++++ ENTRIES ++++

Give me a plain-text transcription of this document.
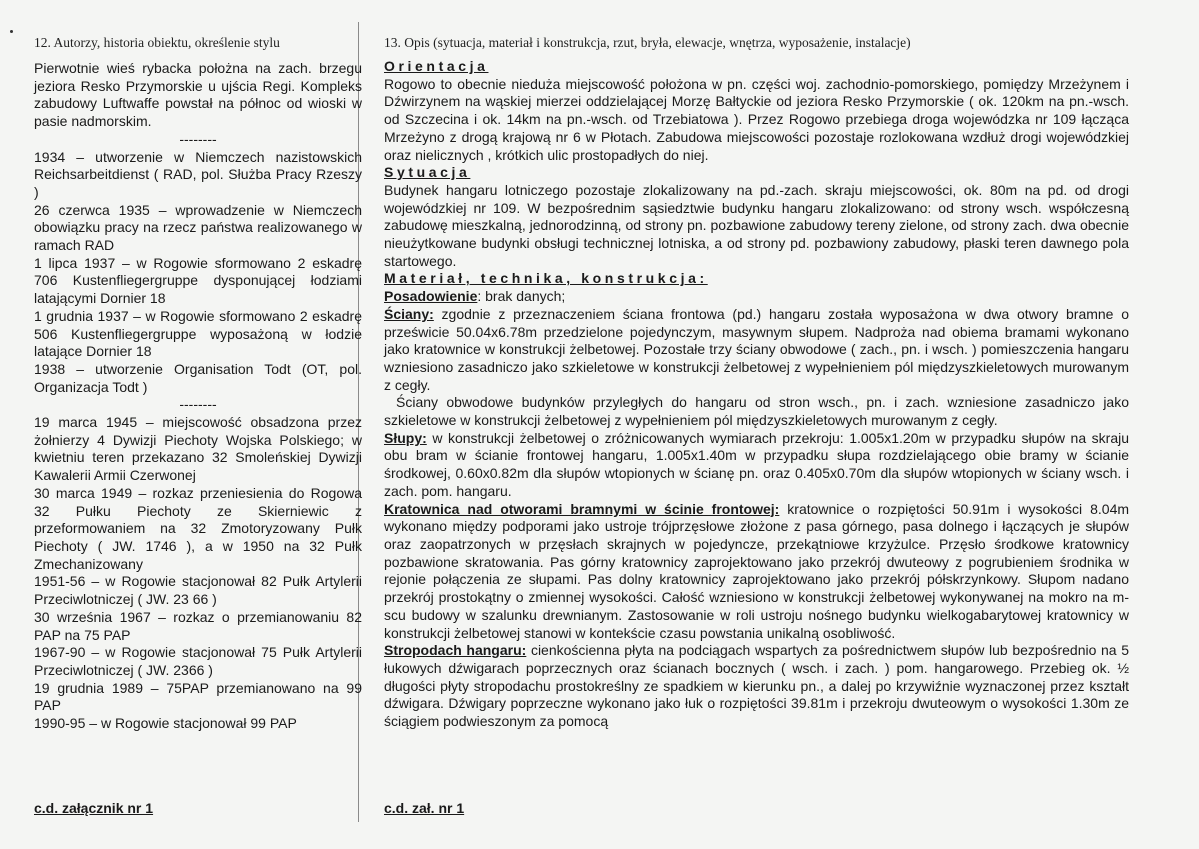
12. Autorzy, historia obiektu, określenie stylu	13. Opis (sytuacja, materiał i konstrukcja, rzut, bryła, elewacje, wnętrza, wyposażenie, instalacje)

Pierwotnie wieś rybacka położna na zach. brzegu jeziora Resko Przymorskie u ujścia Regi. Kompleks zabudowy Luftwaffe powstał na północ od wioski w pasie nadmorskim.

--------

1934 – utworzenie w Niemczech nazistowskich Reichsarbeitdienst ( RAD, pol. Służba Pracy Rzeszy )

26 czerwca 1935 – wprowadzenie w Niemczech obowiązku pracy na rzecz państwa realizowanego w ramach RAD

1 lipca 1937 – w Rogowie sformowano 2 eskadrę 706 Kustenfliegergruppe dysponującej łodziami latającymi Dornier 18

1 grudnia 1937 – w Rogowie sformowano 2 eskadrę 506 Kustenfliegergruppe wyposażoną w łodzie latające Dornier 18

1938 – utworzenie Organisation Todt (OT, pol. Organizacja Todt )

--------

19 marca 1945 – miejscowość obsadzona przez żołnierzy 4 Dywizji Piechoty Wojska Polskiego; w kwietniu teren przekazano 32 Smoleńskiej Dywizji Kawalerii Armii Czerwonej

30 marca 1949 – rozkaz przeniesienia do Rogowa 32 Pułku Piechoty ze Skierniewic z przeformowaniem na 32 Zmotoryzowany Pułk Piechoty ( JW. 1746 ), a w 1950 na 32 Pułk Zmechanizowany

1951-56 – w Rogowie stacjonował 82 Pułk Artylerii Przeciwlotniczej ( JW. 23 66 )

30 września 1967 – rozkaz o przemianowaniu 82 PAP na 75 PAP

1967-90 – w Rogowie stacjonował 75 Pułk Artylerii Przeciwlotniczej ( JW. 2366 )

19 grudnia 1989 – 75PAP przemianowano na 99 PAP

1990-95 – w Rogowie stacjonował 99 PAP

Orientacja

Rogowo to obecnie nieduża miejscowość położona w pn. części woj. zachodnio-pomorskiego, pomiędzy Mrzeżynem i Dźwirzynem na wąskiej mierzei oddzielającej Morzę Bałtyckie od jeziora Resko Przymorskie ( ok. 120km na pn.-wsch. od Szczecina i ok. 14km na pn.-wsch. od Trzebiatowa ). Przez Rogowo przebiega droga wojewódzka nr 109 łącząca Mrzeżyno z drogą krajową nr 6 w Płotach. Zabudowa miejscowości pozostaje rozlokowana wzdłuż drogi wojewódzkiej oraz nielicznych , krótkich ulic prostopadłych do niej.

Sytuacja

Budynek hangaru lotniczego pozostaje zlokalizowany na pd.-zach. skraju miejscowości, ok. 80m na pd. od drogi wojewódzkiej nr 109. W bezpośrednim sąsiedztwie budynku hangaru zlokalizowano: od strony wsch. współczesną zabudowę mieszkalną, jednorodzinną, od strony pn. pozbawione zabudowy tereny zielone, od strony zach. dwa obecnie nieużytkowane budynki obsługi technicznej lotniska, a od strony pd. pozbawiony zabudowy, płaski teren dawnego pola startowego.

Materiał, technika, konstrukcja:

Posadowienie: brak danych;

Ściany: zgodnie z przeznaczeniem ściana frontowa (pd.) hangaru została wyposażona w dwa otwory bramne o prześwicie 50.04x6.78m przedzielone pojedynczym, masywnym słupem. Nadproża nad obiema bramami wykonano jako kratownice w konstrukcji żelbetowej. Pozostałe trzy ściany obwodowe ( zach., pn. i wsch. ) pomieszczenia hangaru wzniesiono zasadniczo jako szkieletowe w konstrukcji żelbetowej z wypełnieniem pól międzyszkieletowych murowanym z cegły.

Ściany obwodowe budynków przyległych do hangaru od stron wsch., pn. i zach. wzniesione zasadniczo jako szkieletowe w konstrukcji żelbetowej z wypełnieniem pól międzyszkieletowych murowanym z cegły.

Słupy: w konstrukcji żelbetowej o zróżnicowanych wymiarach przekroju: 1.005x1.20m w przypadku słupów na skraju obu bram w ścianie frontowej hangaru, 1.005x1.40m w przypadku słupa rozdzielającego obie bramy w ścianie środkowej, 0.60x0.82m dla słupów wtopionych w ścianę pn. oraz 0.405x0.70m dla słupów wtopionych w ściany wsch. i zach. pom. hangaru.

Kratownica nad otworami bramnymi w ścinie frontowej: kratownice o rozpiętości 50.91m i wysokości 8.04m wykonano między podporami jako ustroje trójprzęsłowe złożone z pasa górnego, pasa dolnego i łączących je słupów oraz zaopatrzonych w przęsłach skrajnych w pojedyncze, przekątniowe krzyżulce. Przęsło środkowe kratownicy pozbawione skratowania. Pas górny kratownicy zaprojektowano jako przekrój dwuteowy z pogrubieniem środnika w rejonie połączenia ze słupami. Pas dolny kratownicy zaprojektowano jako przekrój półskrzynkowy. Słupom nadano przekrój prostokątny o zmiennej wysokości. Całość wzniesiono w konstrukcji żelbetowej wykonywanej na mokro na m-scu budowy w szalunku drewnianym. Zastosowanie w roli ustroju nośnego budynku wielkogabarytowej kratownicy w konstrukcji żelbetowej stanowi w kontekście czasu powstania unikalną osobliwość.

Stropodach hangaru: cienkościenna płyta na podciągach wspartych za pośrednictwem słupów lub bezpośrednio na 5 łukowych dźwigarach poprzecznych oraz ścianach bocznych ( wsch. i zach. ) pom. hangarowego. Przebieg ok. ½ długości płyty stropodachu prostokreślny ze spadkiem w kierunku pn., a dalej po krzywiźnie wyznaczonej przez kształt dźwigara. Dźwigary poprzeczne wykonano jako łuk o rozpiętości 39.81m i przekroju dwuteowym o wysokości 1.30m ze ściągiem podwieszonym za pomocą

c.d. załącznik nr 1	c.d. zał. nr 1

++++

WORK INSTRUCTIONS: All of the entries need to be transcribed word for word; pictures are left out.

SOLUTION:
Give me a plain-text transcription of this document.
12. Autorzy, historia obiektu, określenie stylu	13. Opis (sytuacja, materiał i konstrukcja, rzut, bryła, elewacje, wnętrza, wyposażenie, instalacje)

Pierwotnie wieś rybacka położna na zach. brzegu jeziora Resko Przymorskie u ujścia Regi. Kompleks zabudowy Luftwaffe powstał na północ od wioski w pasie nadmorskim.

--------

1934 – utworzenie w Niemczech nazistowskich Reichsarbeitdienst ( RAD, pol. Służba Pracy Rzeszy )

26 czerwca 1935 – wprowadzenie w Niemczech obowiązku pracy na rzecz państwa realizowanego w ramach RAD

1 lipca 1937 – w Rogowie sformowano 2 eskadrę 706 Kustenfliegergruppe dysponującej łodziami latającymi Dornier 18

1 grudnia 1937 – w Rogowie sformowano 2 eskadrę 506 Kustenfliegergruppe wyposażoną w łodzie latające Dornier 18

1938 – utworzenie Organisation Todt (OT, pol. Organizacja Todt )

--------

19 marca 1945 – miejscowość obsadzona przez żołnierzy 4 Dywizji Piechoty Wojska Polskiego; w kwietniu teren przekazano 32 Smoleńskiej Dywizji Kawalerii Armii Czerwonej

30 marca 1949 – rozkaz przeniesienia do Rogowa 32 Pułku Piechoty ze Skierniewic z przeformowaniem na 32 Zmotoryzowany Pułk Piechoty ( JW. 1746 ), a w 1950 na 32 Pułk Zmechanizowany

1951-56 – w Rogowie stacjonował 82 Pułk Artylerii Przeciwlotniczej ( JW. 23 66 )

30 września 1967 – rozkaz o przemianowaniu 82 PAP na 75 PAP

1967-90 – w Rogowie stacjonował 75 Pułk Artylerii Przeciwlotniczej ( JW. 2366 )

19 grudnia 1989 – 75PAP przemianowano na 99 PAP

1990-95 – w Rogowie stacjonował 99 PAP

Orientacja

Rogowo to obecnie nieduża miejscowość położona w pn. części woj. zachodnio-pomorskiego, pomiędzy Mrzeżynem i Dźwirzynem na wąskiej mierzei oddzielającej Morzę Bałtyckie od jeziora Resko Przymorskie ( ok. 120km na pn.-wsch. od Szczecina i ok. 14km na pn.-wsch. od Trzebiatowa ). Przez Rogowo przebiega droga wojewódzka nr 109 łącząca Mrzeżyno z drogą krajową nr 6 w Płotach. Zabudowa miejscowości pozostaje rozlokowana wzdłuż drogi wojewódzkiej oraz nielicznych , krótkich ulic prostopadłych do niej.

Sytuacja

Budynek hangaru lotniczego pozostaje zlokalizowany na pd.-zach. skraju miejscowości, ok. 80m na pd. od drogi wojewódzkiej nr 109. W bezpośrednim sąsiedztwie budynku hangaru zlokalizowano: od strony wsch. współczesną zabudowę mieszkalną, jednorodzinną, od strony pn. pozbawione zabudowy tereny zielone, od strony zach. dwa obecnie nieużytkowane budynki obsługi technicznej lotniska, a od strony pd. pozbawiony zabudowy, płaski teren dawnego pola startowego.

Materiał, technika, konstrukcja:

Posadowienie: brak danych;

Ściany: zgodnie z przeznaczeniem ściana frontowa (pd.) hangaru została wyposażona w dwa otwory bramne o prześwicie 50.04x6.78m przedzielone pojedynczym, masywnym słupem. Nadproża nad obiema bramami wykonano jako kratownice w konstrukcji żelbetowej. Pozostałe trzy ściany obwodowe ( zach., pn. i wsch. ) pomieszczenia hangaru wzniesiono zasadniczo jako szkieletowe w konstrukcji żelbetowej z wypełnieniem pól międzyszkieletowych murowanym z cegły.

Ściany obwodowe budynków przyległych do hangaru od stron wsch., pn. i zach. wzniesione zasadniczo jako szkieletowe w konstrukcji żelbetowej z wypełnieniem pól międzyszkieletowych murowanym z cegły.

Słupy: w konstrukcji żelbetowej o zróżnicowanych wymiarach przekroju: 1.005x1.20m w przypadku słupów na skraju obu bram w ścianie frontowej hangaru, 1.005x1.40m w przypadku słupa rozdzielającego obie bramy w ścianie środkowej, 0.60x0.82m dla słupów wtopionych w ścianę pn. oraz 0.405x0.70m dla słupów wtopionych w ściany wsch. i zach. pom. hangaru.

Kratownica nad otworami bramnymi w ścinie frontowej: kratownice o rozpiętości 50.91m i wysokości 8.04m wykonano między podporami jako ustroje trójprzęsłowe złożone z pasa górnego, pasa dolnego i łączących je słupów oraz zaopatrzonych w przęsłach skrajnych w pojedyncze, przekątniowe krzyżulce. Przęsło środkowe kratownicy pozbawione skratowania. Pas górny kratownicy zaprojektowano jako przekrój dwuteowy z pogrubieniem środnika w rejonie połączenia ze słupami. Pas dolny kratownicy zaprojektowano jako przekrój półskrzynkowy. Słupom nadano przekrój prostokątny o zmiennej wysokości. Całość wzniesiono w konstrukcji żelbetowej wykonywanej na mokro na m-scu budowy w szalunku drewnianym. Zastosowanie w roli ustroju nośnego budynku wielkogabarytowej kratownicy w konstrukcji żelbetowej stanowi w kontekście czasu powstania unikalną osobliwość.

Stropodach hangaru: cienkościenna płyta na podciągach wspartych za pośrednictwem słupów lub bezpośrednio na 5 łukowych dźwigarach poprzecznych oraz ścianach bocznych ( wsch. i zach. ) pom. hangarowego. Przebieg ok. ½ długości płyty stropodachu prostokreślny ze spadkiem w kierunku pn., a dalej po krzywiźnie wyznaczonej przez kształt dźwigara. Dźwigary poprzeczne wykonano jako łuk o rozpiętości 39.81m i przekroju dwuteowym o wysokości 1.30m ze ściągiem podwieszonym za pomocą

c.d. załącznik nr 1	c.d. zał. nr 1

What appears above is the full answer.